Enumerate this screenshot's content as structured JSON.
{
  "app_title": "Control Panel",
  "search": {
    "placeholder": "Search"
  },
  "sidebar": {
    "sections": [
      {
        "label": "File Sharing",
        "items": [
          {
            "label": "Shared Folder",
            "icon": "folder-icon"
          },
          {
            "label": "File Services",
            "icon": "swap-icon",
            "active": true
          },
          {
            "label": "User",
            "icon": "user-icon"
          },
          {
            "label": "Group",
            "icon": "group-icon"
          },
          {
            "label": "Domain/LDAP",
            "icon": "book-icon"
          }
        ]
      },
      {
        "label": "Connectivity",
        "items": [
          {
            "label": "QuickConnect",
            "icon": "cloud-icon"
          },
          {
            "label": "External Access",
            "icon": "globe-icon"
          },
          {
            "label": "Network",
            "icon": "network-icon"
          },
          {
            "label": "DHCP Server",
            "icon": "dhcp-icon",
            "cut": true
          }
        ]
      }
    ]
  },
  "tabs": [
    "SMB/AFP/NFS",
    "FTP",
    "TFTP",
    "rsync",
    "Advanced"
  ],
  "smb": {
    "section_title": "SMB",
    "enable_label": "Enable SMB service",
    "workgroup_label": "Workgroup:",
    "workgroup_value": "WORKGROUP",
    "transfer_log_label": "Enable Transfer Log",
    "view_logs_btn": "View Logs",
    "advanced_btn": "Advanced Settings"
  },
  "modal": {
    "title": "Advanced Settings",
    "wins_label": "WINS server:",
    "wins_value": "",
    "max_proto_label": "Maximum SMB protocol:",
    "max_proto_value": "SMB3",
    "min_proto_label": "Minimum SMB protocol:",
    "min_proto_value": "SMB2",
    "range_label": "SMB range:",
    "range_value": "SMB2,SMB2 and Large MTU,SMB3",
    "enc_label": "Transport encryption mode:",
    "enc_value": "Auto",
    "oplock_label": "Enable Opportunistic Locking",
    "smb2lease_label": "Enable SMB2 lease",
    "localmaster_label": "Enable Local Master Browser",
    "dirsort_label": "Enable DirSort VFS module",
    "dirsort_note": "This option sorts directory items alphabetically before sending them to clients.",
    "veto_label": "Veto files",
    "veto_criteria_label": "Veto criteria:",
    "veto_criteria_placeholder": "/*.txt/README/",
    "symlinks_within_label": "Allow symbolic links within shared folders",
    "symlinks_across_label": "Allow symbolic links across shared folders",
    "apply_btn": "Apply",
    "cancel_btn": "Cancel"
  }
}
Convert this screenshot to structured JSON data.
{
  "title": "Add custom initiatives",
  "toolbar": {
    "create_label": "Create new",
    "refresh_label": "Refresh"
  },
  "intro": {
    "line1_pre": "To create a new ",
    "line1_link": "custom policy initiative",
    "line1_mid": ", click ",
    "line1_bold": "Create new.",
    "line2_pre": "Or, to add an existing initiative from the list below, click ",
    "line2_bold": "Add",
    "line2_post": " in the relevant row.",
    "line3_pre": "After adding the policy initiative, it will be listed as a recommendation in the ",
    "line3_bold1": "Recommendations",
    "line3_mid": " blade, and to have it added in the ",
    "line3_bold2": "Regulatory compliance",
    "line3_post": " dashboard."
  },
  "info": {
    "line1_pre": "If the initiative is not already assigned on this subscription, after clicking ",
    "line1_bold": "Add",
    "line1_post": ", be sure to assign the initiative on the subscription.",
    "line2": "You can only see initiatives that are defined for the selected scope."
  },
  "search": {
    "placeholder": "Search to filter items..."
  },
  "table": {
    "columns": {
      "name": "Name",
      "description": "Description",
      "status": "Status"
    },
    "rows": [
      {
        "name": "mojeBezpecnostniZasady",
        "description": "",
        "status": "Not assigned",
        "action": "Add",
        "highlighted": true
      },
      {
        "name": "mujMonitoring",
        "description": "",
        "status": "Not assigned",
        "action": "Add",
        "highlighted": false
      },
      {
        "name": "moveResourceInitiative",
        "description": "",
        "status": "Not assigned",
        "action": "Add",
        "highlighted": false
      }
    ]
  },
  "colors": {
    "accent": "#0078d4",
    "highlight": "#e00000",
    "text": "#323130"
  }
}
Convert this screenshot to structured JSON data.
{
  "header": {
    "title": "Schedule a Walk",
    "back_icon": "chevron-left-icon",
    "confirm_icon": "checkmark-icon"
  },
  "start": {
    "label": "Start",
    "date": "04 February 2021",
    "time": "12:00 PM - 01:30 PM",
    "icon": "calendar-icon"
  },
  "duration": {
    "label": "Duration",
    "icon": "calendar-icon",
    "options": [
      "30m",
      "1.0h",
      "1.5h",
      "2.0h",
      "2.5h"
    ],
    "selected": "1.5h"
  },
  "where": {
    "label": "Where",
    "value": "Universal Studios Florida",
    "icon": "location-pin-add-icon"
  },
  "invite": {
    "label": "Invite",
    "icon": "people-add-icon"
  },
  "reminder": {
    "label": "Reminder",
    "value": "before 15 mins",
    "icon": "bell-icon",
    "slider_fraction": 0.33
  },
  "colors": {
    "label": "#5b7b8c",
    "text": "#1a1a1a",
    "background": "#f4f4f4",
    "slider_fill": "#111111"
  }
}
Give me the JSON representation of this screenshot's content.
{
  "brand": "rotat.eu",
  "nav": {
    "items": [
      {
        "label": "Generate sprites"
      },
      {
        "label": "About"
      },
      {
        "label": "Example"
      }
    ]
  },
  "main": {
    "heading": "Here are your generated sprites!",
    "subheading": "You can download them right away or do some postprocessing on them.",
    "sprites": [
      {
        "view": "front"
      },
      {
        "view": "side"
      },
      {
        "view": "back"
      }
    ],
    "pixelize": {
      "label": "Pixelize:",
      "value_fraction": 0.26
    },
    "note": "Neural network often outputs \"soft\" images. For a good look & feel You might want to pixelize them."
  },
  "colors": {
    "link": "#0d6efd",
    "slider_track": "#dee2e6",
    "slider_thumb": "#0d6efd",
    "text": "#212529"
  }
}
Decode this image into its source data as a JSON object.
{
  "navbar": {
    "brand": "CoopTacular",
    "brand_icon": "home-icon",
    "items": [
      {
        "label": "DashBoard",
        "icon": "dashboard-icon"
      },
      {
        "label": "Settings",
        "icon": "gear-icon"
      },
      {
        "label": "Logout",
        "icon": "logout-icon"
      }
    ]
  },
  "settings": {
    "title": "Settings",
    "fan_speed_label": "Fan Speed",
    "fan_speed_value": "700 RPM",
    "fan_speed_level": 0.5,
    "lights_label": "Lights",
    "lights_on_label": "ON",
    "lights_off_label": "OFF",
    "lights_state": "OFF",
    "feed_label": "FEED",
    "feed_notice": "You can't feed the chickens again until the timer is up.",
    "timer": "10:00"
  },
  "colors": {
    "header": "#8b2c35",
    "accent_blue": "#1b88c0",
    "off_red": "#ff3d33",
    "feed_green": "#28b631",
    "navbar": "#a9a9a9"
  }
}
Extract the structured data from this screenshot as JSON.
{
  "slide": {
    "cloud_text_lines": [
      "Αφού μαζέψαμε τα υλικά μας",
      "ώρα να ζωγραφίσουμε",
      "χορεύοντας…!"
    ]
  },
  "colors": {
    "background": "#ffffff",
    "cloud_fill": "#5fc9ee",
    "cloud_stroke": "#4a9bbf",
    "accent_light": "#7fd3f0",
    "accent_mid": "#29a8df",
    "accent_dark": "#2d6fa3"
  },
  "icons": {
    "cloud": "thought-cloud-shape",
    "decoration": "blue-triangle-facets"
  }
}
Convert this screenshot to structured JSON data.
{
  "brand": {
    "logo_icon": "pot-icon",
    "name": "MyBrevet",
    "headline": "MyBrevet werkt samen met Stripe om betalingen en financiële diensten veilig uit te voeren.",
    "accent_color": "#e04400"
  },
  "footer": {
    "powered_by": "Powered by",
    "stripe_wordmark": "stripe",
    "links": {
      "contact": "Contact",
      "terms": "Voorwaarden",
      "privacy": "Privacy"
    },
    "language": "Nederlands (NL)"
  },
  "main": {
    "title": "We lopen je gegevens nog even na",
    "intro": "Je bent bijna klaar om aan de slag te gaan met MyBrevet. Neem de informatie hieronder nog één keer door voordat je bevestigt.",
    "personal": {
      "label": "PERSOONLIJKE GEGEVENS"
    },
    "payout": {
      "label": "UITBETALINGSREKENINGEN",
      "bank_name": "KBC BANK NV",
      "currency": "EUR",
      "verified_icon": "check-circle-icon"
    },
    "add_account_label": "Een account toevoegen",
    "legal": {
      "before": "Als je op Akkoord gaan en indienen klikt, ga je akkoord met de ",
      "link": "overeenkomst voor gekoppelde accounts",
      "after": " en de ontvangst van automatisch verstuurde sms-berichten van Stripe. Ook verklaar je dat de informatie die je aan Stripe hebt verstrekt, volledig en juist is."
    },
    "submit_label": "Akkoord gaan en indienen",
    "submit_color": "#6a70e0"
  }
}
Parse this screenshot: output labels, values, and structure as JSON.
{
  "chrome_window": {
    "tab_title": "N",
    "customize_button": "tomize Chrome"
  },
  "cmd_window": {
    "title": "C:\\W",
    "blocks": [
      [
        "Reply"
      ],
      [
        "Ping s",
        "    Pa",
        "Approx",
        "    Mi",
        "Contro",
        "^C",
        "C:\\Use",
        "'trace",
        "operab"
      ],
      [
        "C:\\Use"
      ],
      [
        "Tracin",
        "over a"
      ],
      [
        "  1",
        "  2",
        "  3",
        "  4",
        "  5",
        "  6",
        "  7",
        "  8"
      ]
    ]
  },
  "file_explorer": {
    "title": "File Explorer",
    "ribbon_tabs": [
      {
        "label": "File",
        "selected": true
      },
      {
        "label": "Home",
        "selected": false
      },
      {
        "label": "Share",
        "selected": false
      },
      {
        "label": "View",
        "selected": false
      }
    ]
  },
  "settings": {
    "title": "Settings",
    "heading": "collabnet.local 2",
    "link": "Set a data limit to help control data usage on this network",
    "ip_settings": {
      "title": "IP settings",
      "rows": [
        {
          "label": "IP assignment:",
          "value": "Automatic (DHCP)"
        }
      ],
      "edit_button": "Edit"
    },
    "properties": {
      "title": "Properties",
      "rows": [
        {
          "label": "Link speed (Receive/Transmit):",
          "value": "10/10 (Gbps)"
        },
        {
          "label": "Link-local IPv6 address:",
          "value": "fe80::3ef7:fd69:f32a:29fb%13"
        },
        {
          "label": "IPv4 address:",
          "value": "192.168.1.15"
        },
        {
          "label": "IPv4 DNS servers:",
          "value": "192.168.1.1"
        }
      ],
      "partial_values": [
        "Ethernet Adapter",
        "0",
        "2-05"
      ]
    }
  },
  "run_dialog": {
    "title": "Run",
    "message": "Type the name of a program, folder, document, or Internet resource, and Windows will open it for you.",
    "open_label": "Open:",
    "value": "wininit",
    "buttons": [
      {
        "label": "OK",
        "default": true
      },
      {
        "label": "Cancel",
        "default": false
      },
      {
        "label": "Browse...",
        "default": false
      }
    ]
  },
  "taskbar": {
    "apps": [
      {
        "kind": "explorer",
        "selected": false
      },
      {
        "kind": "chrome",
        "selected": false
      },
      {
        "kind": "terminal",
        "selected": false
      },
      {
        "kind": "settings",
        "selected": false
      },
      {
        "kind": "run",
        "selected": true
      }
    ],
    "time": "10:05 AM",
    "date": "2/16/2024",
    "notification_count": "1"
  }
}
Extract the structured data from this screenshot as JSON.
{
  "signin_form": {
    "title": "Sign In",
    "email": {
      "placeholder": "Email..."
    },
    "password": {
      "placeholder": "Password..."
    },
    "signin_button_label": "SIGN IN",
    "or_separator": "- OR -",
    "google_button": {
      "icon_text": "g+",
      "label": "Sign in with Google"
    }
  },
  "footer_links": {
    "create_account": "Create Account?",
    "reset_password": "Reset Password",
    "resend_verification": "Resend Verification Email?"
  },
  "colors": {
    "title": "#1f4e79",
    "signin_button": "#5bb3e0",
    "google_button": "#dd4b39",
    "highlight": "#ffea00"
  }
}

## [Request]
Filter the records, keeping only lines that contain "indienen", and show those lines.

## [Answer in full]
      "before": "Als je op Akkoord gaan en indienen klikt, ga je akkoord met de ",
    "submit_label": "Akkoord gaan en indienen",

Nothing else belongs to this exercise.